**EXERCISE**
Return the full listing exactly as it is written.

**MATERIAL FOR THIS TASK**
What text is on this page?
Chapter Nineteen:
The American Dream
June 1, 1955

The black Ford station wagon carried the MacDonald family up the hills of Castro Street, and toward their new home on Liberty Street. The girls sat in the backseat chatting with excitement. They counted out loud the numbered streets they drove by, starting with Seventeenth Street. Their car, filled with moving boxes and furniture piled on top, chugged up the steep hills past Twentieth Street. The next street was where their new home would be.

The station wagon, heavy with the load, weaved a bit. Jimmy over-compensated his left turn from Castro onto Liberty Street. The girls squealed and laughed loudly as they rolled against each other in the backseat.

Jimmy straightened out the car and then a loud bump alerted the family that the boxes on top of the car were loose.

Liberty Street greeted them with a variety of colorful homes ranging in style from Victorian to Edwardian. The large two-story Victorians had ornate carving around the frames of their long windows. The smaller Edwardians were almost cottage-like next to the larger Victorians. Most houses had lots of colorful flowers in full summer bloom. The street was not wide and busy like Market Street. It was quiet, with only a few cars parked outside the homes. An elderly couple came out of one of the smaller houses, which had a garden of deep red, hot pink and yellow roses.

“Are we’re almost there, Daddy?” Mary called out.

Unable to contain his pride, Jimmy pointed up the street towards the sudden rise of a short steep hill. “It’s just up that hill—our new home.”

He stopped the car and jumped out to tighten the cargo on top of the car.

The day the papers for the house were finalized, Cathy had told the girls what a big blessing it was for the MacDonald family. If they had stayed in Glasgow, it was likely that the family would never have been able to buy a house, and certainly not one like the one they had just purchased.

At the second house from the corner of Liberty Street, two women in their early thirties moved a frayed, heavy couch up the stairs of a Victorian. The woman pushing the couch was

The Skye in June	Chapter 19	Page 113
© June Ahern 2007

**SOLUTION**
What text is on this page?
Chapter Nineteen:
The American Dream
June 1, 1955

The black Ford station wagon carried the MacDonald family up the hills of Castro Street, and toward their new home on Liberty Street. The girls sat in the backseat chatting with excitement. They counted out loud the numbered streets they drove by, starting with Seventeenth Street. Their car, filled with moving boxes and furniture piled on top, chugged up the steep hills past Twentieth Street. The next street was where their new home would be.

The station wagon, heavy with the load, weaved a bit. Jimmy over-compensated his left turn from Castro onto Liberty Street. The girls squealed and laughed loudly as they rolled against each other in the backseat.

Jimmy straightened out the car and then a loud bump alerted the family that the boxes on top of the car were loose.

Liberty Street greeted them with a variety of colorful homes ranging in style from Victorian to Edwardian. The large two-story Victorians had ornate carving around the frames of their long windows. The smaller Edwardians were almost cottage-like next to the larger Victorians. Most houses had lots of colorful flowers in full summer bloom. The street was not wide and busy like Market Street. It was quiet, with only a few cars parked outside the homes. An elderly couple came out of one of the smaller houses, which had a garden of deep red, hot pink and yellow roses.

“Are we’re almost there, Daddy?” Mary called out.

Unable to contain his pride, Jimmy pointed up the street towards the sudden rise of a short steep hill. “It’s just up that hill—our new home.”

He stopped the car and jumped out to tighten the cargo on top of the car.

The day the papers for the house were finalized, Cathy had told the girls what a big blessing it was for the MacDonald family. If they had stayed in Glasgow, it was likely that the family would never have been able to buy a house, and certainly not one like the one they had just purchased.

At the second house from the corner of Liberty Street, two women in their early thirties moved a frayed, heavy couch up the stairs of a Victorian. The woman pushing the couch was

The Skye in June	Chapter 19	Page 113
© June Ahern 2007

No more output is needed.